• What is expected: Gather from the material every line that contains the string "Wydatki".

--- Start ---

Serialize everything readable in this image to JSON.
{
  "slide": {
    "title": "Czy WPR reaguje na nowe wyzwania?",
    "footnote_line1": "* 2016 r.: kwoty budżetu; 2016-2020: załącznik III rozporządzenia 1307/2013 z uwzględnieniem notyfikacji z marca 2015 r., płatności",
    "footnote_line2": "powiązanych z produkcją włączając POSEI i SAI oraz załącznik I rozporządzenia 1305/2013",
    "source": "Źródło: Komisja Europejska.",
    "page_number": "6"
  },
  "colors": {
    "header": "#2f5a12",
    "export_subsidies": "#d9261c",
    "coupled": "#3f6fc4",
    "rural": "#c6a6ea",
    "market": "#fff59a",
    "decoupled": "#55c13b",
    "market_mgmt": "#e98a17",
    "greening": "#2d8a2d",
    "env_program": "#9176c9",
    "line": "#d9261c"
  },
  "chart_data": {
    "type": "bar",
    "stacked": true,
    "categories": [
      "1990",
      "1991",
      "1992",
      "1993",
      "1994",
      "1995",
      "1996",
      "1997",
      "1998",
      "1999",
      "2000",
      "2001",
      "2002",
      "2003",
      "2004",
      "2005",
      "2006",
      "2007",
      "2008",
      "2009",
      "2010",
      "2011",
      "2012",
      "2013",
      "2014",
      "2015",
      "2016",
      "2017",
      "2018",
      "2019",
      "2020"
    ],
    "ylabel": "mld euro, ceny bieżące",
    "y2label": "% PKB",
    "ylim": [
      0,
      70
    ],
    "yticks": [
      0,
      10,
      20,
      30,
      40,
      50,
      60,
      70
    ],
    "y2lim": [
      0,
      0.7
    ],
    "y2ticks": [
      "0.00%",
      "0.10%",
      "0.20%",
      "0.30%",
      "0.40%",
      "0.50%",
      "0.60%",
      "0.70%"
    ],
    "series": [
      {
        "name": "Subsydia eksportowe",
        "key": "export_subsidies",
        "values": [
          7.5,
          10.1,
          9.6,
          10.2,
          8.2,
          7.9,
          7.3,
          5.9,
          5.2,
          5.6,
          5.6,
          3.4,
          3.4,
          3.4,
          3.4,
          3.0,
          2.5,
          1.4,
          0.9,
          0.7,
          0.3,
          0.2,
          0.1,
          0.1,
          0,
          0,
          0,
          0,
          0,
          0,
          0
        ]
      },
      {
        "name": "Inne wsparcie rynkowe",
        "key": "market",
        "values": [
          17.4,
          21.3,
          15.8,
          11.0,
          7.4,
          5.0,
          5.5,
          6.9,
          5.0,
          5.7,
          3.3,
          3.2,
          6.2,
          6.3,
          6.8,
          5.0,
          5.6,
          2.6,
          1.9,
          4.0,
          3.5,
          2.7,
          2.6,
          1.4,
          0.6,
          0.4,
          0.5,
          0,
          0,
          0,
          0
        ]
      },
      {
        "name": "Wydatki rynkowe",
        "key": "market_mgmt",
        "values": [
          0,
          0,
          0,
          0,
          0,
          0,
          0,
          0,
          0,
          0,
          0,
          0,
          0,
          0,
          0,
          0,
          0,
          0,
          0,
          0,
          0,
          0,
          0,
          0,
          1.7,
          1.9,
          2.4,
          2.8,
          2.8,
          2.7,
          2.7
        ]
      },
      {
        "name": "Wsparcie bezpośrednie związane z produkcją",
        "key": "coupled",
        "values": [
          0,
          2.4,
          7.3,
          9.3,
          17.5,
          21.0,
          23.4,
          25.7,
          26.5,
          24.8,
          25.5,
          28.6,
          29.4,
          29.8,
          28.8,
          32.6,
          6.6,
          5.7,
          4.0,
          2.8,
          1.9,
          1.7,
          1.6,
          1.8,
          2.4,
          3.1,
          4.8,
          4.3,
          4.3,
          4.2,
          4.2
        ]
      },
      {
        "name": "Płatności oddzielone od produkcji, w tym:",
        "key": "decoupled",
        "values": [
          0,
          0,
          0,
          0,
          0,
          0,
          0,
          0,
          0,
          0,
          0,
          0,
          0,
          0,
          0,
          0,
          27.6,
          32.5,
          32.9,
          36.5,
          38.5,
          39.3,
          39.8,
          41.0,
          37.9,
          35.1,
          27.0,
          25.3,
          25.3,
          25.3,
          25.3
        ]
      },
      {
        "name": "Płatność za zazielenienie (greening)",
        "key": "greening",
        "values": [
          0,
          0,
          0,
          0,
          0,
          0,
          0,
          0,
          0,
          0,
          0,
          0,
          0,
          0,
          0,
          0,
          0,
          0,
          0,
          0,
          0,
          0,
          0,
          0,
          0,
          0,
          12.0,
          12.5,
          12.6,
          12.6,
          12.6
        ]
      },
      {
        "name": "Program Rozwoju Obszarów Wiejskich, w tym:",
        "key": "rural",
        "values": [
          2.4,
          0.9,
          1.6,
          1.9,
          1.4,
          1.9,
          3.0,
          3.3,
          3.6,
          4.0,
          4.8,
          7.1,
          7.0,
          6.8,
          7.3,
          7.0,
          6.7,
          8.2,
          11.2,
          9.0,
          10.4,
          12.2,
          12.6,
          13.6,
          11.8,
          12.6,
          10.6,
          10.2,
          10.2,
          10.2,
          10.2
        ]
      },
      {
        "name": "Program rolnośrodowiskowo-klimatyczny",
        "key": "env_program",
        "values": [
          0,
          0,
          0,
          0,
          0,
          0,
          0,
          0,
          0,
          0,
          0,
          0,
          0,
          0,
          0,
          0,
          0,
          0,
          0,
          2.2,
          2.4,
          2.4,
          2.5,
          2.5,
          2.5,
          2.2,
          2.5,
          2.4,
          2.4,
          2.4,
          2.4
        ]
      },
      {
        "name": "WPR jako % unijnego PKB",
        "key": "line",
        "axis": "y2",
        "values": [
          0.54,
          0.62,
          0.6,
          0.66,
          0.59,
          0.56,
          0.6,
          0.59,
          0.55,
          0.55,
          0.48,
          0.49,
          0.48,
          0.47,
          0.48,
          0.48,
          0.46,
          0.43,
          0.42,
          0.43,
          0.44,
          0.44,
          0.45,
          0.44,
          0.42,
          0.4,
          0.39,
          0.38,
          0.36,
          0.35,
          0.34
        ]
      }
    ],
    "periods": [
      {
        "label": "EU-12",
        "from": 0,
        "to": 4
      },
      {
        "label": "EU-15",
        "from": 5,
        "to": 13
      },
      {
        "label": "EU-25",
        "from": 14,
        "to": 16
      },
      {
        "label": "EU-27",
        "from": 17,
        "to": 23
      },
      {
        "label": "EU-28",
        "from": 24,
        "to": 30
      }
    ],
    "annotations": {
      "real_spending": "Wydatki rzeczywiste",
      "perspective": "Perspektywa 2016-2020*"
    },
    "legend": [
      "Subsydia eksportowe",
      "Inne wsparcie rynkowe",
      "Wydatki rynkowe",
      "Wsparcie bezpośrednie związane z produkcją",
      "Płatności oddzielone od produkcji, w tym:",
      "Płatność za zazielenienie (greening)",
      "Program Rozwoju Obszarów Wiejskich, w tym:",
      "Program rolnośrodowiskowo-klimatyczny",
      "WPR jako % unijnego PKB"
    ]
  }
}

--- End ---

• Solution to the exercise:
        "name": "Wydatki rynkowe",
      "real_spending": "Wydatki rzeczywiste",
      "Wydatki rynkowe",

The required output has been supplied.